Fragmento del texto:
***
Amy Adams (right) as Louise Banks in ARRIVAL by Paramount Pictures

Amy Adams (right) as Louise Banks in ARRIVAL by Paramount Pictures

Dennis Villeneuve se ha trabajado una imagen de “intocable” en el mundo del cine, de tipo creador de películas apasionantes que te mantienen pegado a la silla y con la boca abierta. Una imagen que tuvieron o tienen (salvando siempre las distancias) Scorsese, Tarantino, Nolan y un buen puñado de directores que han sabido mantenerse siempre entre el siempre inentendible desprecio hacia el blockbuster y el cine independiente (con la excepción del Batman de Nolan).

Sin embargo, a Villeneuve sigo sin acabar de verle la gracia. Sicario (2015) me pareció una cinta de suspense bastante aburrida y no llegué a entender el bombo que se le dio ni las muchísimas peticiones de Oscar que recibió (finalmente no consiguió ni la nominación). Pese a la decepción personal que supuso Sicario, le tenía muchas ganas a La Llegada (2016), la nueva película del director, que parecía que iba a suponer un soplo de aire fresco al cine de ciencia ficción de grandes salas, tras las fallidas The Martian (2015) e Interstellar (2014).
***
Ejercicio 1:
Contesta estas preguntas sobre el texto:
(a) ¿A qué personaje interpreta Amy Adams, según el pie de foto?
(b) ¿En qué año se estrenó Sicario?
(c) ¿Qué dos películas de ciencia ficción se llaman fallidas?
Ejercicio 2:
Indica si cada frase coincide con el texto y copia las palabras del texto que lo deciden:
(a) Sicario logró la nominación al Oscar.
(b) A quien escribe, Sicario le resultó aburrida.
(c) El Batman de Nolan se da como excepción.
***
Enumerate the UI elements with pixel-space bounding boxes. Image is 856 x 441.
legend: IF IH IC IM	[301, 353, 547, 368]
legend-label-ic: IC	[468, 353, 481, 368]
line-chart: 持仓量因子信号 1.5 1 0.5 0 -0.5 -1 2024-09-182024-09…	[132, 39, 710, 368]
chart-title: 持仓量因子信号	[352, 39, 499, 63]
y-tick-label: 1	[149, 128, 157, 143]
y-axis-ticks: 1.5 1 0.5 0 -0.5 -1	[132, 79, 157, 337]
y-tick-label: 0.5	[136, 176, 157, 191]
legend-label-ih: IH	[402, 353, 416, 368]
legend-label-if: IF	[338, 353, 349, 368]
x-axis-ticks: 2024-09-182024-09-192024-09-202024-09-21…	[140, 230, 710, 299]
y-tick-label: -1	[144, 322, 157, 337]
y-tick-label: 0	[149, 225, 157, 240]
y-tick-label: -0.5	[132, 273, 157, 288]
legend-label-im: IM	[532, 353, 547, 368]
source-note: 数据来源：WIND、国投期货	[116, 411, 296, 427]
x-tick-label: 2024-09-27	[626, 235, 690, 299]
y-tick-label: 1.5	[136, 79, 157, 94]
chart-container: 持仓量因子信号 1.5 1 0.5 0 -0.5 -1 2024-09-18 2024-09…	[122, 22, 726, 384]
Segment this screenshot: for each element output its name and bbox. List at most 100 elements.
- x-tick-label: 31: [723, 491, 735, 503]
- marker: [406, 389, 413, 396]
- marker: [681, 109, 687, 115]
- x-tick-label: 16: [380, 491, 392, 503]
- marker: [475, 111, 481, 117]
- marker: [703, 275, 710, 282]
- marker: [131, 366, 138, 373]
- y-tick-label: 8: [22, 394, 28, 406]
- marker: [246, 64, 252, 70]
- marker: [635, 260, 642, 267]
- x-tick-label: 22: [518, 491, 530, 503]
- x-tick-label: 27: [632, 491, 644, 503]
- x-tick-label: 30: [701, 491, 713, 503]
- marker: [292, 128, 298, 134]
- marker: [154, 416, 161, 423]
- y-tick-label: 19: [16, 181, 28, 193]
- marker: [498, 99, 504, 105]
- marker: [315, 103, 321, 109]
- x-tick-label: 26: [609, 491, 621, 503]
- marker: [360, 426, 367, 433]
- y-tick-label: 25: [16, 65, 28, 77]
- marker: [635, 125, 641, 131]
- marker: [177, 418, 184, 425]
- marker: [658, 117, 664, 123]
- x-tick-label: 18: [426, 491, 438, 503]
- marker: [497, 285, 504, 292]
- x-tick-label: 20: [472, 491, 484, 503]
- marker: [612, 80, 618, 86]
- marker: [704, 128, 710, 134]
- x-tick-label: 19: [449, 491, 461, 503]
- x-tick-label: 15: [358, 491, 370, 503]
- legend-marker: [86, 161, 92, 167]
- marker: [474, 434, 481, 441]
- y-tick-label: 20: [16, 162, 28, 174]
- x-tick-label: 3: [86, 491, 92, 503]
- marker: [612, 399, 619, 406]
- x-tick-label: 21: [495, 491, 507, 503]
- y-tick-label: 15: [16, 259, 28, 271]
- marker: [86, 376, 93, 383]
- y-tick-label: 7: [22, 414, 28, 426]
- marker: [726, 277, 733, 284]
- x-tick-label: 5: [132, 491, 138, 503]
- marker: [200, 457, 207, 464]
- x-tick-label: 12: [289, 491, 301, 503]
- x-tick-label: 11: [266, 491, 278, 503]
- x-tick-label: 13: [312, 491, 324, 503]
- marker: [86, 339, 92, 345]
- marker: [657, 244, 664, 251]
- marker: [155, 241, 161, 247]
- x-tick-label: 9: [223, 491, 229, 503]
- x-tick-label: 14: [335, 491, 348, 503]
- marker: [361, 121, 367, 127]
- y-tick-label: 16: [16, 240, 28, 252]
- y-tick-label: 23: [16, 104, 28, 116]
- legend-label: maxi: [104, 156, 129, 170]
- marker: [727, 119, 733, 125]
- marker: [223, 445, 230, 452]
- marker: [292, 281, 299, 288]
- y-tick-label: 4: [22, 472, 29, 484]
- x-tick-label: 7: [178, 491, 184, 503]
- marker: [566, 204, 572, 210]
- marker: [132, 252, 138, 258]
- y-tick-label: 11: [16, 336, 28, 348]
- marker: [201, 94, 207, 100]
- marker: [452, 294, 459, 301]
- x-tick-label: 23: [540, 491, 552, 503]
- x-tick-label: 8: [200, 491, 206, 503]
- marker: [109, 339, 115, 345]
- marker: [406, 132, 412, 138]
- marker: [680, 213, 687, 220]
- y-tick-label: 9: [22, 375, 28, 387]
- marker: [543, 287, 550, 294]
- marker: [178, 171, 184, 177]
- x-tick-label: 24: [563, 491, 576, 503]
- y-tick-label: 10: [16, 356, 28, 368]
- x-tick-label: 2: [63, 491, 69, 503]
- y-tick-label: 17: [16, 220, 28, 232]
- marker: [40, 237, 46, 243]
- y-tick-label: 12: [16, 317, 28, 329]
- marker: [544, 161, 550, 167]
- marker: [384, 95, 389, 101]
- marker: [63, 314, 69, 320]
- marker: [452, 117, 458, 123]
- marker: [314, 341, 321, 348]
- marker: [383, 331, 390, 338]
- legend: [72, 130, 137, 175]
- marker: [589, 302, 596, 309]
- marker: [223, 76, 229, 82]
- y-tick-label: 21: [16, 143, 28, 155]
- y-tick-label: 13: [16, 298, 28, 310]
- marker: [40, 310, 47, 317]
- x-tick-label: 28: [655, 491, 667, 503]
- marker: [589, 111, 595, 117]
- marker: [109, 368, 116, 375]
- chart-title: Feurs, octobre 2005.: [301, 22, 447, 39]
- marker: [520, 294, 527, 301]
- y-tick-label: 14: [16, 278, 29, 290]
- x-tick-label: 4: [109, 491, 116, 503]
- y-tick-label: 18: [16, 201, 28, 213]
***
Resultado 1:
(a) A Louise Banks.
(b) En 2015.
(c) The Martian (2015) e Interstellar (2014).

Resultado 2:
(a) No: "finalmente no consiguió ni la nominación".
(b) Sí: "me pareció una cinta de suspense bastante aburrida".
(c) Sí: "con la excepción del Batman de Nolan".